── RECORDS SHOWN ──

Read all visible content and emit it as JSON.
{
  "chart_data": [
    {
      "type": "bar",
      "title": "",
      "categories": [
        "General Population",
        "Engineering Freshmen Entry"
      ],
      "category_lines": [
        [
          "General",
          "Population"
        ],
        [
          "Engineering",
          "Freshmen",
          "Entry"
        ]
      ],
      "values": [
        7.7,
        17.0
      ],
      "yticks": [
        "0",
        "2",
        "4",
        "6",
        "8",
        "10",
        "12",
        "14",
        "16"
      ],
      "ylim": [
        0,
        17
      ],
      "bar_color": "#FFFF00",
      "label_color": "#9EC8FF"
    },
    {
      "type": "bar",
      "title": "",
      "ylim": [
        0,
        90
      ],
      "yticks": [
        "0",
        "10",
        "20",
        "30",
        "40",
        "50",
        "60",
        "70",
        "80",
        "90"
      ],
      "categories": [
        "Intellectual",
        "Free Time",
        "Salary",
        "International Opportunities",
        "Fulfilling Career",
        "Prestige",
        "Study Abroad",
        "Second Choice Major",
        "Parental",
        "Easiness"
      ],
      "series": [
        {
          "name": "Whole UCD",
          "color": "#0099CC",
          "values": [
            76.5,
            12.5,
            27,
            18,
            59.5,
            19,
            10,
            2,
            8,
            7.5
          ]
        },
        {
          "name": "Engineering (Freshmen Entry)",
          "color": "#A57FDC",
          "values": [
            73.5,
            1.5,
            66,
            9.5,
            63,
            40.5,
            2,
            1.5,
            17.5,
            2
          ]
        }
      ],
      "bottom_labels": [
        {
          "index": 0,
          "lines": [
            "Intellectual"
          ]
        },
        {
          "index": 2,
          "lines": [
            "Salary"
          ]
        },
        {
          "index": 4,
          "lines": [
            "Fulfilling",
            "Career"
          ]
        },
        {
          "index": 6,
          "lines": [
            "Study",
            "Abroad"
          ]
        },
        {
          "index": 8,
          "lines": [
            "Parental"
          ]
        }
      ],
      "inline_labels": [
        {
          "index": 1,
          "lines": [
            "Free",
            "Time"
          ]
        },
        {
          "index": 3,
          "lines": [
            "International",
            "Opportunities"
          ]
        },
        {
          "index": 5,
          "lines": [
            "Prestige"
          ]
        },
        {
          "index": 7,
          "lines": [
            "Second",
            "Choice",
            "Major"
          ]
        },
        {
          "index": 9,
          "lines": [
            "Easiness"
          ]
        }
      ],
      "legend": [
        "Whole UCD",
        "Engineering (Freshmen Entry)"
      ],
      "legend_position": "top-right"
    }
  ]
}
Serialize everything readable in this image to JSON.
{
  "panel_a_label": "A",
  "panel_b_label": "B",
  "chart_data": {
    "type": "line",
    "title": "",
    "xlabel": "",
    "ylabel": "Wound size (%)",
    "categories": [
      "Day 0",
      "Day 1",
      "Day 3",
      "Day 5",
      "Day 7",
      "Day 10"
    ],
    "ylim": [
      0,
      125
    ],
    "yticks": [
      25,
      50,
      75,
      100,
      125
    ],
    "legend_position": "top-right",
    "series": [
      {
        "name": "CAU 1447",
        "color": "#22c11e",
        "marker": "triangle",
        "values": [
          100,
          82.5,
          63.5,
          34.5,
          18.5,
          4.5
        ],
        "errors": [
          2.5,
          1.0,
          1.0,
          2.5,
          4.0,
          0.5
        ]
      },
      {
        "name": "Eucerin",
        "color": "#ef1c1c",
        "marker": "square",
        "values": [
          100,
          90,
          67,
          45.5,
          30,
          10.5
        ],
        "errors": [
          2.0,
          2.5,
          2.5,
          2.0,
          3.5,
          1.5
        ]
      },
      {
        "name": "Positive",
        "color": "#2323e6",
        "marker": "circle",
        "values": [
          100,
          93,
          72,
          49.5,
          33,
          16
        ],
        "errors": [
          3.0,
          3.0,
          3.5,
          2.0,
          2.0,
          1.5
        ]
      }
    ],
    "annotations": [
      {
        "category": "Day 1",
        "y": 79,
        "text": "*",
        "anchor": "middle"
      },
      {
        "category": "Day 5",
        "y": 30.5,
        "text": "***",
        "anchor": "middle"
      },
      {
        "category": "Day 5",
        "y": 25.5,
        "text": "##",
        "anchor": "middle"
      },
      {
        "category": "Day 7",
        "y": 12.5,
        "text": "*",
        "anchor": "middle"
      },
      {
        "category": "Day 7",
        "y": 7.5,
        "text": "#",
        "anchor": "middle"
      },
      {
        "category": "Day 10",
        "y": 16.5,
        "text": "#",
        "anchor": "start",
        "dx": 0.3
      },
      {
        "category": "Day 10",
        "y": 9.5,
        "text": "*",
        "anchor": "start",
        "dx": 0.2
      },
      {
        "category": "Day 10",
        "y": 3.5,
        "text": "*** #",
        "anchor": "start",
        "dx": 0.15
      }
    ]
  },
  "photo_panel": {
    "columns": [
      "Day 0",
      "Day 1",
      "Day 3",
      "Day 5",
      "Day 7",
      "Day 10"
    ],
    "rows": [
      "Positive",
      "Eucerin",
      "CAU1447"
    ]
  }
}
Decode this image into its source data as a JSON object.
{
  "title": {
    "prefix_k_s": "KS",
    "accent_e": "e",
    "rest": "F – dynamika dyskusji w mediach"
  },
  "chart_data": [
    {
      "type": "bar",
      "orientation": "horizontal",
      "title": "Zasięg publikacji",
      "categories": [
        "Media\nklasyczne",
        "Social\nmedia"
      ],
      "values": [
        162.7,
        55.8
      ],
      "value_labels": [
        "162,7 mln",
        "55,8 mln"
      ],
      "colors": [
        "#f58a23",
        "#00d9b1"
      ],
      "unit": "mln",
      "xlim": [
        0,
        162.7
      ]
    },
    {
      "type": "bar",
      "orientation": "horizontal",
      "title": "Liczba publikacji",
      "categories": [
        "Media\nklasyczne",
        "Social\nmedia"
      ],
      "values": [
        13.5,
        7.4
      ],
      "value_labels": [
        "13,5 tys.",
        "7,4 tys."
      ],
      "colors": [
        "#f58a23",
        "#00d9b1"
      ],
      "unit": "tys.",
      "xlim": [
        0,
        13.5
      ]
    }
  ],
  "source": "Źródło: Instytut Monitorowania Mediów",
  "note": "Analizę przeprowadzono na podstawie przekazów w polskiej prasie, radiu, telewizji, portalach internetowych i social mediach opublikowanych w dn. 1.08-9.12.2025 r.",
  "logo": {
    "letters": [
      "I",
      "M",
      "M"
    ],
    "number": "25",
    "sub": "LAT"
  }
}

───

SET EXERCISE: Here, the records must be output exactly and in full.

OUTPUT FOR THIS TASK:
Read all visible content and emit it as JSON.
{
  "chart_data": [
    {
      "type": "bar",
      "title": "",
      "categories": [
        "General Population",
        "Engineering Freshmen Entry"
      ],
      "category_lines": [
        [
          "General",
          "Population"
        ],
        [
          "Engineering",
          "Freshmen",
          "Entry"
        ]
      ],
      "values": [
        7.7,
        17.0
      ],
      "yticks": [
        "0",
        "2",
        "4",
        "6",
        "8",
        "10",
        "12",
        "14",
        "16"
      ],
      "ylim": [
        0,
        17
      ],
      "bar_color": "#FFFF00",
      "label_color": "#9EC8FF"
    },
    {
      "type": "bar",
      "title": "",
      "ylim": [
        0,
        90
      ],
      "yticks": [
        "0",
        "10",
        "20",
        "30",
        "40",
        "50",
        "60",
        "70",
        "80",
        "90"
      ],
      "categories": [
        "Intellectual",
        "Free Time",
        "Salary",
        "International Opportunities",
        "Fulfilling Career",
        "Prestige",
        "Study Abroad",
        "Second Choice Major",
        "Parental",
        "Easiness"
      ],
      "series": [
        {
          "name": "Whole UCD",
          "color": "#0099CC",
          "values": [
            76.5,
            12.5,
            27,
            18,
            59.5,
            19,
            10,
            2,
            8,
            7.5
          ]
        },
        {
          "name": "Engineering (Freshmen Entry)",
          "color": "#A57FDC",
          "values": [
            73.5,
            1.5,
            66,
            9.5,
            63,
            40.5,
            2,
            1.5,
            17.5,
            2
          ]
        }
      ],
      "bottom_labels": [
        {
          "index": 0,
          "lines": [
            "Intellectual"
          ]
        },
        {
          "index": 2,
          "lines": [
            "Salary"
          ]
        },
        {
          "index": 4,
          "lines": [
            "Fulfilling",
            "Career"
          ]
        },
        {
          "index": 6,
          "lines": [
            "Study",
            "Abroad"
          ]
        },
        {
          "index": 8,
          "lines": [
            "Parental"
          ]
        }
      ],
      "inline_labels": [
        {
          "index": 1,
          "lines": [
            "Free",
            "Time"
          ]
        },
        {
          "index": 3,
          "lines": [
            "International",
            "Opportunities"
          ]
        },
        {
          "index": 5,
          "lines": [
            "Prestige"
          ]
        },
        {
          "index": 7,
          "lines": [
            "Second",
            "Choice",
            "Major"
          ]
        },
        {
          "index": 9,
          "lines": [
            "Easiness"
          ]
        }
      ],
      "legend": [
        "Whole UCD",
        "Engineering (Freshmen Entry)"
      ],
      "legend_position": "top-right"
    }
  ]
}
Serialize everything readable in this image to JSON.
{
  "panel_a_label": "A",
  "panel_b_label": "B",
  "chart_data": {
    "type": "line",
    "title": "",
    "xlabel": "",
    "ylabel": "Wound size (%)",
    "categories": [
      "Day 0",
      "Day 1",
      "Day 3",
      "Day 5",
      "Day 7",
      "Day 10"
    ],
    "ylim": [
      0,
      125
    ],
    "yticks": [
      25,
      50,
      75,
      100,
      125
    ],
    "legend_position": "top-right",
    "series": [
      {
        "name": "CAU 1447",
        "color": "#22c11e",
        "marker": "triangle",
        "values": [
          100,
          82.5,
          63.5,
          34.5,
          18.5,
          4.5
        ],
        "errors": [
          2.5,
          1.0,
          1.0,
          2.5,
          4.0,
          0.5
        ]
      },
      {
        "name": "Eucerin",
        "color": "#ef1c1c",
        "marker": "square",
        "values": [
          100,
          90,
          67,
          45.5,
          30,
          10.5
        ],
        "errors": [
          2.0,
          2.5,
          2.5,
          2.0,
          3.5,
          1.5
        ]
      },
      {
        "name": "Positive",
        "color": "#2323e6",
        "marker": "circle",
        "values": [
          100,
          93,
          72,
          49.5,
          33,
          16
        ],
        "errors": [
          3.0,
          3.0,
          3.5,
          2.0,
          2.0,
          1.5
        ]
      }
    ],
    "annotations": [
      {
        "category": "Day 1",
        "y": 79,
        "text": "*",
        "anchor": "middle"
      },
      {
        "category": "Day 5",
        "y": 30.5,
        "text": "***",
        "anchor": "middle"
      },
      {
        "category": "Day 5",
        "y": 25.5,
        "text": "##",
        "anchor": "middle"
      },
      {
        "category": "Day 7",
        "y": 12.5,
        "text": "*",
        "anchor": "middle"
      },
      {
        "category": "Day 7",
        "y": 7.5,
        "text": "#",
        "anchor": "middle"
      },
      {
        "category": "Day 10",
        "y": 16.5,
        "text": "#",
        "anchor": "start",
        "dx": 0.3
      },
      {
        "category": "Day 10",
        "y": 9.5,
        "text": "*",
        "anchor": "start",
        "dx": 0.2
      },
      {
        "category": "Day 10",
        "y": 3.5,
        "text": "*** #",
        "anchor": "start",
        "dx": 0.15
      }
    ]
  },
  "photo_panel": {
    "columns": [
      "Day 0",
      "Day 1",
      "Day 3",
      "Day 5",
      "Day 7",
      "Day 10"
    ],
    "rows": [
      "Positive",
      "Eucerin",
      "CAU1447"
    ]
  }
}
Decode this image into its source data as a JSON object.
{
  "title": {
    "prefix_k_s": "KS",
    "accent_e": "e",
    "rest": "F – dynamika dyskusji w mediach"
  },
  "chart_data": [
    {
      "type": "bar",
      "orientation": "horizontal",
      "title": "Zasięg publikacji",
      "categories": [
        "Media\nklasyczne",
        "Social\nmedia"
      ],
      "values": [
        162.7,
        55.8
      ],
      "value_labels": [
        "162,7 mln",
        "55,8 mln"
      ],
      "colors": [
        "#f58a23",
        "#00d9b1"
      ],
      "unit": "mln",
      "xlim": [
        0,
        162.7
      ]
    },
    {
      "type": "bar",
      "orientation": "horizontal",
      "title": "Liczba publikacji",
      "categories": [
        "Media\nklasyczne",
        "Social\nmedia"
      ],
      "values": [
        13.5,
        7.4
      ],
      "value_labels": [
        "13,5 tys.",
        "7,4 tys."
      ],
      "colors": [
        "#f58a23",
        "#00d9b1"
      ],
      "unit": "tys.",
      "xlim": [
        0,
        13.5
      ]
    }
  ],
  "source": "Źródło: Instytut Monitorowania Mediów",
  "note": "Analizę przeprowadzono na podstawie przekazów w polskiej prasie, radiu, telewizji, portalach internetowych i social mediach opublikowanych w dn. 1.08-9.12.2025 r.",
  "logo": {
    "letters": [
      "I",
      "M",
      "M"
    ],
    "number": "25",
    "sub": "LAT"
  }
}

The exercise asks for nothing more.